##### DATA PROVIDED

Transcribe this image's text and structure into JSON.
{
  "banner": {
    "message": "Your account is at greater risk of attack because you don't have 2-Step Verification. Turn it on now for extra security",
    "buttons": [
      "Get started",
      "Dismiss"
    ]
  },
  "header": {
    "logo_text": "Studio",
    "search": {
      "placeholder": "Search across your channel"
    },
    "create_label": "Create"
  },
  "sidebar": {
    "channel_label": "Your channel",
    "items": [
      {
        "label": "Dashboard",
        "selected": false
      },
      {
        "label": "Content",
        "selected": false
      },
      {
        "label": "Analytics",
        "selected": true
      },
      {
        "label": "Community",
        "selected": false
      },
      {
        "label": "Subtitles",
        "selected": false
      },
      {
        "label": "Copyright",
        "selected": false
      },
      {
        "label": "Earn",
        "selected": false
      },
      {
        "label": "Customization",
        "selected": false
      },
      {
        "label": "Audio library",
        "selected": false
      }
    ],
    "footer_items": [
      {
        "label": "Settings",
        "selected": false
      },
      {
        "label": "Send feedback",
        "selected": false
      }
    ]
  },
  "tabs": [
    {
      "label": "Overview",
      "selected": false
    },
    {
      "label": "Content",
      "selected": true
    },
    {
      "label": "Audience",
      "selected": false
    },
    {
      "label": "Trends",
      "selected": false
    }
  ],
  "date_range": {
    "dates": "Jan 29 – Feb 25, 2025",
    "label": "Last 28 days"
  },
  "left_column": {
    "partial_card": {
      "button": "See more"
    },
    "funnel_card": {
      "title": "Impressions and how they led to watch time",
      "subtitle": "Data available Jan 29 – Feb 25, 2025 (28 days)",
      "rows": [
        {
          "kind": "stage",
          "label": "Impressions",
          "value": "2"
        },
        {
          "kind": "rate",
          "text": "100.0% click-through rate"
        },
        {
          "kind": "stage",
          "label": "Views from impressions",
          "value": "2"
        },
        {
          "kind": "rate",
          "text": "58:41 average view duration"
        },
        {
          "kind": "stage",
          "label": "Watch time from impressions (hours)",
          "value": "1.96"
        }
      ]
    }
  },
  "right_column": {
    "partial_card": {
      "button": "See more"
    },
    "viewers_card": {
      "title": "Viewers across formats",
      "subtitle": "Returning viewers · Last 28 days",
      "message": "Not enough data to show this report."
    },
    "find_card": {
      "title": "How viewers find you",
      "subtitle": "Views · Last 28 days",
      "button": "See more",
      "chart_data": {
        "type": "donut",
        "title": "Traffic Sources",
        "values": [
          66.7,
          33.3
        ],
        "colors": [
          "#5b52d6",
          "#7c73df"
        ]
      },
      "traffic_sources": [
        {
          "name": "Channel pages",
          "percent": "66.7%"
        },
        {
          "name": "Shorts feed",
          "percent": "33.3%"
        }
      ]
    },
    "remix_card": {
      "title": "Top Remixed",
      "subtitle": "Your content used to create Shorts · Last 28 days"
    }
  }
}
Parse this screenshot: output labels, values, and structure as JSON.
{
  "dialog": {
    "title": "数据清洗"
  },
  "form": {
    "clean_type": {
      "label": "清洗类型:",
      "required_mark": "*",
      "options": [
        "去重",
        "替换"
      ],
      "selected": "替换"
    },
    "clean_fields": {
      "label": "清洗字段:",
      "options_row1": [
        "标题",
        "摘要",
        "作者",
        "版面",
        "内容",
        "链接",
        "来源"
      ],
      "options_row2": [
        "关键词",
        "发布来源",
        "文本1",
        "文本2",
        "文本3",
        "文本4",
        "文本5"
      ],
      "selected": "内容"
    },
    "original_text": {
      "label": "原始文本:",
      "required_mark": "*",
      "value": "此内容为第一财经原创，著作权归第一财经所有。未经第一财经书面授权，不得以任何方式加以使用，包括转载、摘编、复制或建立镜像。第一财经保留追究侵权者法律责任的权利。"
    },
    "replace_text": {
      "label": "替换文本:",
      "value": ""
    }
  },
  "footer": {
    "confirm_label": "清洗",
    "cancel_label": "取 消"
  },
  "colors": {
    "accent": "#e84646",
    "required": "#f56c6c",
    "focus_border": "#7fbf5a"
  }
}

##########

▸ **YOUR TASK**
Every record shown above should be written out again exactly.

▸ **REPLY**
Transcribe this image's text and structure into JSON.
{
  "banner": {
    "message": "Your account is at greater risk of attack because you don't have 2-Step Verification. Turn it on now for extra security",
    "buttons": [
      "Get started",
      "Dismiss"
    ]
  },
  "header": {
    "logo_text": "Studio",
    "search": {
      "placeholder": "Search across your channel"
    },
    "create_label": "Create"
  },
  "sidebar": {
    "channel_label": "Your channel",
    "items": [
      {
        "label": "Dashboard",
        "selected": false
      },
      {
        "label": "Content",
        "selected": false
      },
      {
        "label": "Analytics",
        "selected": true
      },
      {
        "label": "Community",
        "selected": false
      },
      {
        "label": "Subtitles",
        "selected": false
      },
      {
        "label": "Copyright",
        "selected": false
      },
      {
        "label": "Earn",
        "selected": false
      },
      {
        "label": "Customization",
        "selected": false
      },
      {
        "label": "Audio library",
        "selected": false
      }
    ],
    "footer_items": [
      {
        "label": "Settings",
        "selected": false
      },
      {
        "label": "Send feedback",
        "selected": false
      }
    ]
  },
  "tabs": [
    {
      "label": "Overview",
      "selected": false
    },
    {
      "label": "Content",
      "selected": true
    },
    {
      "label": "Audience",
      "selected": false
    },
    {
      "label": "Trends",
      "selected": false
    }
  ],
  "date_range": {
    "dates": "Jan 29 – Feb 25, 2025",
    "label": "Last 28 days"
  },
  "left_column": {
    "partial_card": {
      "button": "See more"
    },
    "funnel_card": {
      "title": "Impressions and how they led to watch time",
      "subtitle": "Data available Jan 29 – Feb 25, 2025 (28 days)",
      "rows": [
        {
          "kind": "stage",
          "label": "Impressions",
          "value": "2"
        },
        {
          "kind": "rate",
          "text": "100.0% click-through rate"
        },
        {
          "kind": "stage",
          "label": "Views from impressions",
          "value": "2"
        },
        {
          "kind": "rate",
          "text": "58:41 average view duration"
        },
        {
          "kind": "stage",
          "label": "Watch time from impressions (hours)",
          "value": "1.96"
        }
      ]
    }
  },
  "right_column": {
    "partial_card": {
      "button": "See more"
    },
    "viewers_card": {
      "title": "Viewers across formats",
      "subtitle": "Returning viewers · Last 28 days",
      "message": "Not enough data to show this report."
    },
    "find_card": {
      "title": "How viewers find you",
      "subtitle": "Views · Last 28 days",
      "button": "See more",
      "chart_data": {
        "type": "donut",
        "title": "Traffic Sources",
        "values": [
          66.7,
          33.3
        ],
        "colors": [
          "#5b52d6",
          "#7c73df"
        ]
      },
      "traffic_sources": [
        {
          "name": "Channel pages",
          "percent": "66.7%"
        },
        {
          "name": "Shorts feed",
          "percent": "33.3%"
        }
      ]
    },
    "remix_card": {
      "title": "Top Remixed",
      "subtitle": "Your content used to create Shorts · Last 28 days"
    }
  }
}
Parse this screenshot: output labels, values, and structure as JSON.
{
  "dialog": {
    "title": "数据清洗"
  },
  "form": {
    "clean_type": {
      "label": "清洗类型:",
      "required_mark": "*",
      "options": [
        "去重",
        "替换"
      ],
      "selected": "替换"
    },
    "clean_fields": {
      "label": "清洗字段:",
      "options_row1": [
        "标题",
        "摘要",
        "作者",
        "版面",
        "内容",
        "链接",
        "来源"
      ],
      "options_row2": [
        "关键词",
        "发布来源",
        "文本1",
        "文本2",
        "文本3",
        "文本4",
        "文本5"
      ],
      "selected": "内容"
    },
    "original_text": {
      "label": "原始文本:",
      "required_mark": "*",
      "value": "此内容为第一财经原创，著作权归第一财经所有。未经第一财经书面授权，不得以任何方式加以使用，包括转载、摘编、复制或建立镜像。第一财经保留追究侵权者法律责任的权利。"
    },
    "replace_text": {
      "label": "替换文本:",
      "value": ""
    }
  },
  "footer": {
    "confirm_label": "清洗",
    "cancel_label": "取 消"
  },
  "colors": {
    "accent": "#e84646",
    "required": "#f56c6c",
    "focus_border": "#7fbf5a"
  }
}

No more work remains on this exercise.